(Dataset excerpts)
----

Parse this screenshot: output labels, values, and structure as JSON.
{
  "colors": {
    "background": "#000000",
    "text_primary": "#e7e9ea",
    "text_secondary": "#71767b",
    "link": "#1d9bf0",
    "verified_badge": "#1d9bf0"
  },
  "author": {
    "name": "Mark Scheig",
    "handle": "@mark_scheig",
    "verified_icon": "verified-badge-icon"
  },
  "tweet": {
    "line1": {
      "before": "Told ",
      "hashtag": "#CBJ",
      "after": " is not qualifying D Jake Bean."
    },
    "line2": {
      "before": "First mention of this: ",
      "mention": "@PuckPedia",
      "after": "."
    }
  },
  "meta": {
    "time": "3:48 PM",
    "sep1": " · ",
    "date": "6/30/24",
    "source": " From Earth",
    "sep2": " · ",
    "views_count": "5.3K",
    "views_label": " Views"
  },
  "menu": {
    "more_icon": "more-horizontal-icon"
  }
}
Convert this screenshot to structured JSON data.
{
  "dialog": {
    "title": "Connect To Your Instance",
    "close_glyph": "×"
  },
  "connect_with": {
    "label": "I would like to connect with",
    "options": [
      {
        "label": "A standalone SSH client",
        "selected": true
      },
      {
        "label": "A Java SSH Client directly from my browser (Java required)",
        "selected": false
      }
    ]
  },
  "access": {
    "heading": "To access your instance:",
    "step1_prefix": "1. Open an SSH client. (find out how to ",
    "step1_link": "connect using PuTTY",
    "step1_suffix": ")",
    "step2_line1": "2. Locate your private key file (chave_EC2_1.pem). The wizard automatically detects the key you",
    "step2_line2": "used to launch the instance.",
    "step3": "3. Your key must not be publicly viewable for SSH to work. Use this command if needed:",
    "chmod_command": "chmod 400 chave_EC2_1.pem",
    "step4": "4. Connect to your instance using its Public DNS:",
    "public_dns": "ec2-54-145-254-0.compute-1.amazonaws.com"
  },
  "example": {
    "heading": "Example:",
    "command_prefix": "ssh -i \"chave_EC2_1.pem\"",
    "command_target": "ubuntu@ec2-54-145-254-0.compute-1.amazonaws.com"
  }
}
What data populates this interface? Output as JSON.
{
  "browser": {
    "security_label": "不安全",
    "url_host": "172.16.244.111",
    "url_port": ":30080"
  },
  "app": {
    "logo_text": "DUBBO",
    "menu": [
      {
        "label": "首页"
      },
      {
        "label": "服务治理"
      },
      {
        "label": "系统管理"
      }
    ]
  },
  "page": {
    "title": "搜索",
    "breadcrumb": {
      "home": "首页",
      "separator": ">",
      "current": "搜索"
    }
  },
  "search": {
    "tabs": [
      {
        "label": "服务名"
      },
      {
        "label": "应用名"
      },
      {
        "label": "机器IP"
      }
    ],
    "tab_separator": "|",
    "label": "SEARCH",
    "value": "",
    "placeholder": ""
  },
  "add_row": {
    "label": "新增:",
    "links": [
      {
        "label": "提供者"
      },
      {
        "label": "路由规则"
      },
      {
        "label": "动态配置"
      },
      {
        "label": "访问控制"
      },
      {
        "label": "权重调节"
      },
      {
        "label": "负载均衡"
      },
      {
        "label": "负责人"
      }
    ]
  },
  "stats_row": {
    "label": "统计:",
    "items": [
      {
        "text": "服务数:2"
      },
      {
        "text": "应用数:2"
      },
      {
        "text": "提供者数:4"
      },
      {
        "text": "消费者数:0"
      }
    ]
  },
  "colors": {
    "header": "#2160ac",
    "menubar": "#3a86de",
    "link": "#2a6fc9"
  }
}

----

• [Short exercise]:
Scan the data for the word "heading" and copy every line where it shows up.

• [Result]:
    "heading": "To access your instance:",
    "heading": "Example:",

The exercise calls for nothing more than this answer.